Go over the lines below, and when one contains the word "hepatic", copy it.

AVAILABLE RECORDS START

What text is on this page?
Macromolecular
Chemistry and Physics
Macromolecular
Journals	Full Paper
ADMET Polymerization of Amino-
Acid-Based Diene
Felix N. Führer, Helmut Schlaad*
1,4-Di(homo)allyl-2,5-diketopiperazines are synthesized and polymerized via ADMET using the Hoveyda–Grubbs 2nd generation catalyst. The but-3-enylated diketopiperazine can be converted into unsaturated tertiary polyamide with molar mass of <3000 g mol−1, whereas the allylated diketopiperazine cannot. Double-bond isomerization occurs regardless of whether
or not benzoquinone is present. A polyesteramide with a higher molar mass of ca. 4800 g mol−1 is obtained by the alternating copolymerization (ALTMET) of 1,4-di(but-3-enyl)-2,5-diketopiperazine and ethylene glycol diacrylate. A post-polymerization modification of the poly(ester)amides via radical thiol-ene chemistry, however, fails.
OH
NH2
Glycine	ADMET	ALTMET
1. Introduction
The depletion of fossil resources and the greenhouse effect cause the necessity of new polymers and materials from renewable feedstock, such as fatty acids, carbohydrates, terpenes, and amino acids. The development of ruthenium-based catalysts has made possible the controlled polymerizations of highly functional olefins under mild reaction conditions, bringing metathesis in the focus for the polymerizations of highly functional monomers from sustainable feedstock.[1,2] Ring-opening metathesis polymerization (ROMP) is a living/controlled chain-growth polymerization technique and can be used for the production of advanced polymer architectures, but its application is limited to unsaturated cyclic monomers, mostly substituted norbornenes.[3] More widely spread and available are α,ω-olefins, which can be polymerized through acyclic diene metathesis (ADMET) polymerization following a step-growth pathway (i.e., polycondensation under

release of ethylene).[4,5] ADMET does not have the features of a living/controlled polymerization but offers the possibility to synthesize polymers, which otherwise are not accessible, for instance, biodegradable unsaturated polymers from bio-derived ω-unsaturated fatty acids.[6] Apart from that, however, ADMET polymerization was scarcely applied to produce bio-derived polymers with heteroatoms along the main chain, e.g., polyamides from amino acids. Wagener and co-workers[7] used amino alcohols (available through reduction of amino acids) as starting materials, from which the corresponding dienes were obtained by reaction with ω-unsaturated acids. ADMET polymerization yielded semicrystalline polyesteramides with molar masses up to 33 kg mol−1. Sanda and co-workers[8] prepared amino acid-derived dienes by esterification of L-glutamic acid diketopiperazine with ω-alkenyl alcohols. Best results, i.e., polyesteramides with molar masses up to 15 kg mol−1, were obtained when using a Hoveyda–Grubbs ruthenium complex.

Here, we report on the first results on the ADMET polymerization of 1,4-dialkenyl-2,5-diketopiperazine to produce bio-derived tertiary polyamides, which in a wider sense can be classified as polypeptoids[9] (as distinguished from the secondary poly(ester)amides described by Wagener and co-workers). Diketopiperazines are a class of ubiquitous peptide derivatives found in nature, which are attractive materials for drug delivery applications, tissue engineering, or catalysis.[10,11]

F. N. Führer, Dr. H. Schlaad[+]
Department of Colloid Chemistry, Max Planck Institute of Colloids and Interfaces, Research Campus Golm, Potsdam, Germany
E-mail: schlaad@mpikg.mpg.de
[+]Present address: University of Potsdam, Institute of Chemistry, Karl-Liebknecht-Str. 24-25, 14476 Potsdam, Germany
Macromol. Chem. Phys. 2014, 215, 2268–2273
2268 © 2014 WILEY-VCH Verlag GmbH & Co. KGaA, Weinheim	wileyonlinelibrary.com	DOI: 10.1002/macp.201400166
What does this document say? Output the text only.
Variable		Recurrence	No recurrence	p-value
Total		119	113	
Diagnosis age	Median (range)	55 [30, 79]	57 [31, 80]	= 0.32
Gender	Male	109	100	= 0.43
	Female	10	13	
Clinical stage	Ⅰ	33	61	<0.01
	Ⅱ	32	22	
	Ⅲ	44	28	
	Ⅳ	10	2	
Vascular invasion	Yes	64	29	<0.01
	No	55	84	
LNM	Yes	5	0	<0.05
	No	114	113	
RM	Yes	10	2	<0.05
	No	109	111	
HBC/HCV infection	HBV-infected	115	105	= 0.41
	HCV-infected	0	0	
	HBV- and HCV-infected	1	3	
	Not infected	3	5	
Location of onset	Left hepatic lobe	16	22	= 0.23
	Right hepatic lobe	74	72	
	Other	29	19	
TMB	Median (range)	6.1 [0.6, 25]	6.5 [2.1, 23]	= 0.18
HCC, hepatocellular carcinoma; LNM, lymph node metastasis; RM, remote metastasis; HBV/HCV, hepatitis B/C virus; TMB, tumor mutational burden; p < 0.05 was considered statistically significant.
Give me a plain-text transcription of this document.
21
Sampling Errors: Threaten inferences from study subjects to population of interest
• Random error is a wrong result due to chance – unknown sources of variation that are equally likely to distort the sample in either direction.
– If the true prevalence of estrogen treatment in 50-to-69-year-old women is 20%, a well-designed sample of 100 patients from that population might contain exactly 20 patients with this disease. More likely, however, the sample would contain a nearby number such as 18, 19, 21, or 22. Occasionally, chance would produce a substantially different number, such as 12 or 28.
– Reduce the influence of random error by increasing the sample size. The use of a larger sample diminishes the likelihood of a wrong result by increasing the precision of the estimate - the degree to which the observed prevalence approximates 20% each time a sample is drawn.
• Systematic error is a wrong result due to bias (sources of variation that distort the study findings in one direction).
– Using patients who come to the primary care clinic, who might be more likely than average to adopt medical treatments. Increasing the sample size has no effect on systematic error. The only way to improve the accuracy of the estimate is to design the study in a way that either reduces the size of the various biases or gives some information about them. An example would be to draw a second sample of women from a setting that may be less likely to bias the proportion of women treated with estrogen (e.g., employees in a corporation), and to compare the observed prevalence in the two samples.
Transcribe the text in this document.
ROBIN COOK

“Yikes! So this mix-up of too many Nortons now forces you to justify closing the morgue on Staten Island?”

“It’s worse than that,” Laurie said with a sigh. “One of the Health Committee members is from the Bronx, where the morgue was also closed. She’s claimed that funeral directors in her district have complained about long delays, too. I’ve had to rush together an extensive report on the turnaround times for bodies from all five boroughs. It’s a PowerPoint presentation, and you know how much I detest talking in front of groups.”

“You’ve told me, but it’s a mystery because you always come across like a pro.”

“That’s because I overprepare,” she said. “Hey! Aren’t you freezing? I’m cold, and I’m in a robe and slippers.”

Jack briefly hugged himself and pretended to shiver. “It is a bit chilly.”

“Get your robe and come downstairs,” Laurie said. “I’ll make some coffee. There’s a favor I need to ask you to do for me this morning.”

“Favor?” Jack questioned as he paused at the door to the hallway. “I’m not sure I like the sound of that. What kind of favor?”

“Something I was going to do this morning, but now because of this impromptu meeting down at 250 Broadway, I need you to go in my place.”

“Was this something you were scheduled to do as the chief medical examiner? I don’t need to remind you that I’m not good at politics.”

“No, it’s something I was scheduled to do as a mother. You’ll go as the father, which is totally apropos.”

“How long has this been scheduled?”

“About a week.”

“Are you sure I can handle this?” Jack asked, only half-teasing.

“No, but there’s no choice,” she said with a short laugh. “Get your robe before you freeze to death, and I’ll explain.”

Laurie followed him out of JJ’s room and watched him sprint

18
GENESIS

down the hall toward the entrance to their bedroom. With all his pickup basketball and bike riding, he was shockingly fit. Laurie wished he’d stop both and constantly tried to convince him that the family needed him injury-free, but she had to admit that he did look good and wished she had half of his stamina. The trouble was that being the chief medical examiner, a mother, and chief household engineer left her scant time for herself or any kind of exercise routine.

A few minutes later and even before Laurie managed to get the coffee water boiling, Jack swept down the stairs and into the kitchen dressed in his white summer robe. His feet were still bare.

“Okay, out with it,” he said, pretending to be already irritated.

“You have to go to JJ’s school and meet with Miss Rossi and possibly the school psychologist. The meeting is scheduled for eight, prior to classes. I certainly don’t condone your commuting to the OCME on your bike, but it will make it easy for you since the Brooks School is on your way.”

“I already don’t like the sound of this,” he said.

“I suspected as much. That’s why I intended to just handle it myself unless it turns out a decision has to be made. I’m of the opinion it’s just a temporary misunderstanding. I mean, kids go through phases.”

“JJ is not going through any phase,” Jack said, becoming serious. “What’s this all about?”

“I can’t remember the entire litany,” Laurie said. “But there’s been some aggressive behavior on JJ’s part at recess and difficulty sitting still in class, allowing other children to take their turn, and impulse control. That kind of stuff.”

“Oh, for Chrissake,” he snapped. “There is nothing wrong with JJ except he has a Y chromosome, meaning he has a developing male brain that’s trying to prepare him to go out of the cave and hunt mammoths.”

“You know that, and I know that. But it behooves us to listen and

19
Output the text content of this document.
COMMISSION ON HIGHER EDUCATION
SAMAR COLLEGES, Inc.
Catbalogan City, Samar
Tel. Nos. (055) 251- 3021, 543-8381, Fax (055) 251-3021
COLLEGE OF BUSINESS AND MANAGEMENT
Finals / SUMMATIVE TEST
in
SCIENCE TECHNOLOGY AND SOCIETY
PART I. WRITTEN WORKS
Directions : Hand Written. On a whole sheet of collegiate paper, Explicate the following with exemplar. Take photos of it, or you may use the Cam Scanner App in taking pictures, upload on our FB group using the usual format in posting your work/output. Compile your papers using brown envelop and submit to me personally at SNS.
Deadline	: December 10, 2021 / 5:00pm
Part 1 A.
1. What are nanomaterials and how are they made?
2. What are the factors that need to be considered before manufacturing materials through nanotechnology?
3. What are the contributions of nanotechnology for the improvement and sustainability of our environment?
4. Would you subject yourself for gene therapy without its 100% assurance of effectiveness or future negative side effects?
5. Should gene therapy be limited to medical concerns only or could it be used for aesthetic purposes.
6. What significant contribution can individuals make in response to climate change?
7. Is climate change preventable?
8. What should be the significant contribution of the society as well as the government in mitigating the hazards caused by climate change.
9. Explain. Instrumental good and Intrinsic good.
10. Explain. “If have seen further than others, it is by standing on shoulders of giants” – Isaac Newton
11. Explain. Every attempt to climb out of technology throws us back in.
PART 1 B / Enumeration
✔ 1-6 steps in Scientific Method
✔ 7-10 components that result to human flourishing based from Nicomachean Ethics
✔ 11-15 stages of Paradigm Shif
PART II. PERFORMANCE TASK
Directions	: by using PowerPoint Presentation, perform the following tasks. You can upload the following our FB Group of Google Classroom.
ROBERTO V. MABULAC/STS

AVAILABLE RECORDS END

■ **EXERCISE SOLUTION**:
Location of onset	Left hepatic lobe	16	22	= 0.23
	Right hepatic lobe	74	72	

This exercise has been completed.